Problem Statement:- You are given an array of n integers,a(0) to a(n-1). print the sum of a(i)+a(j) where i<j in O(n) time complexity where n is 1<=n<=10^5.
P.S.:-If not code, Any logical approach will also help me in solving this problem.
If you want sum of a range of elements from index l to r where 0 <= l <= r <= n-1
use segment trees. Sum can be performed in O(log n). You can modify this to find sum of adjacent element.
Tutorials-
Happy coding
Hey !
Suppose the array is a0 ,a1 , … ,an then summation(ai,aj) such that i<j would be (n-1)*(summation of ai).
Proof:
In the array a0 , a1, a2, … an
a0 can be paired with n-1 terms, ie. a1, a2, a3, … an
a1 can be paired with n-2 terms, ie. a2, a3, a4, … an but a1 already occurred once above with a0
a2 can be paired with n-3 terms, ie. a3, a4, a5, … an but a2 already occurred twice above with a0 and a1
Hence, every element occurs exactly n-1 times in the sum. Thus (n-1)(summation ai).

□ □ □ □

=== Task set ===
1: Extract the part of the pair-sum forum thread from "Problem Statement:- You" to "solving this problem.".
2: Continue the pair-sum forum thread from the point where it stops.
The listing after this forum thread isn't needed for any of the work.

=== Given information ===
□ □ □ □

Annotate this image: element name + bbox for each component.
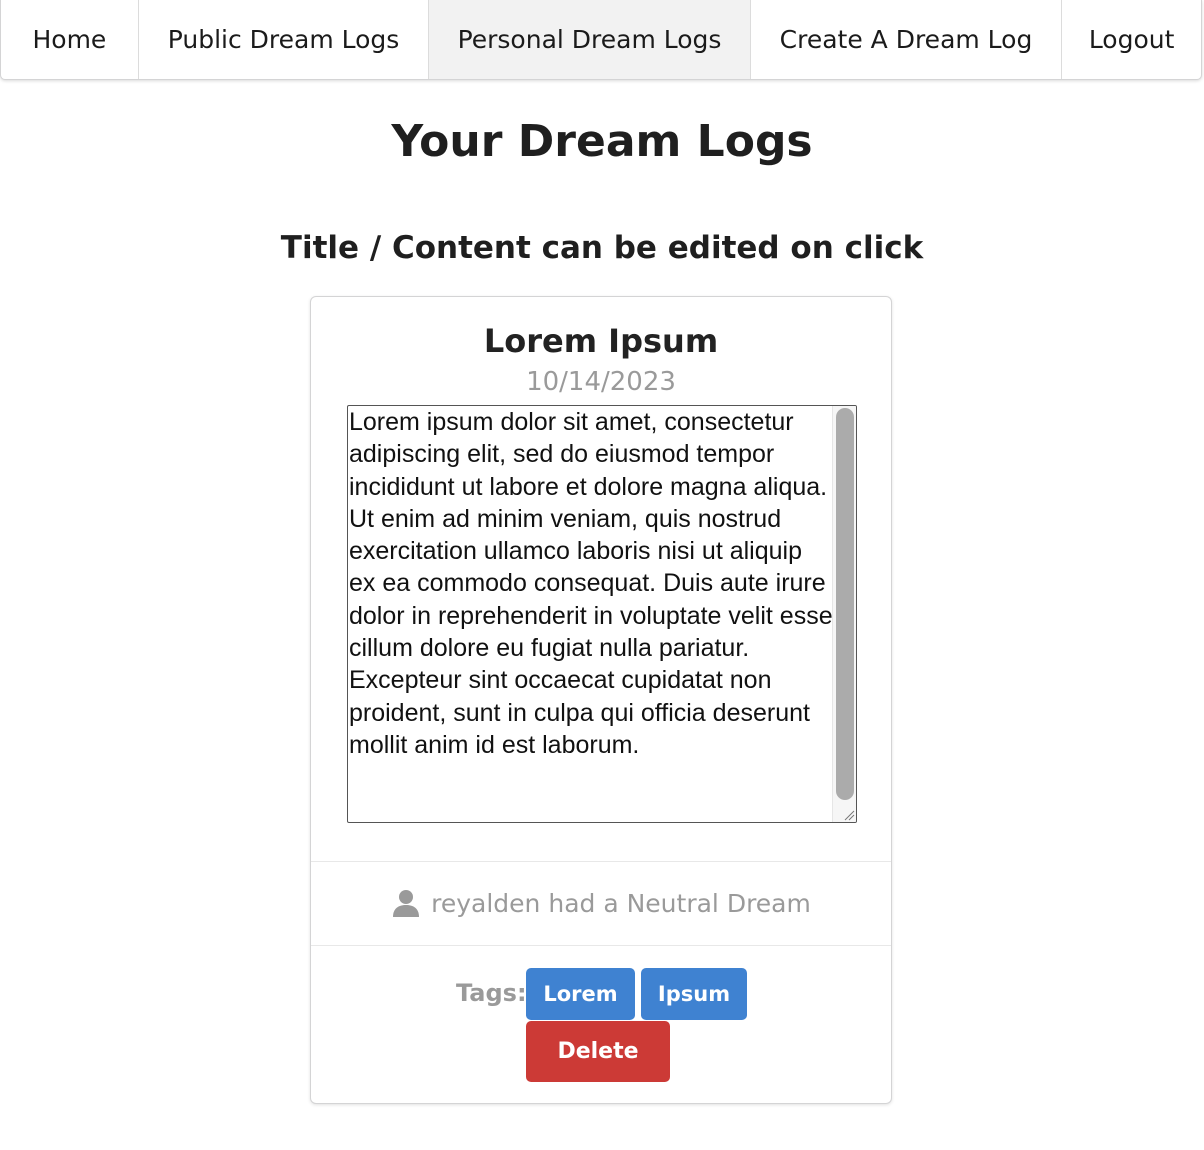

□ □ □ □

=== Final results ===
1:
Problem Statement:- You are given an array of n integers,a(0) to a(n-1). print the sum of a(i)+a(j) where i<j in O(n) time complexity where n is 1<=n<=10^5.
P.S.:-If not code, Any logical approach will also help me in solving this problem.

2:
Example:
Let the array be 1 4 10 5
S(1,4)=5 S(1,10)=11 S(1,5)=6
S(4,10)=14 S(4,5)=9
S(10,5)=15
Hence sum = 60
From my formula above, sum=(n-1)(summation ai) where (summation ai)=(1+4+10+5)=20
Hence sum = (4-1)(20) = 60
pseudocode:
for(i=0;i<n;i++)
sum+=a[i];
cout<<(n-1)*(sum);
Complexity being O(n)!
#lineartime O(n) summationofpairs summation(ai,aj)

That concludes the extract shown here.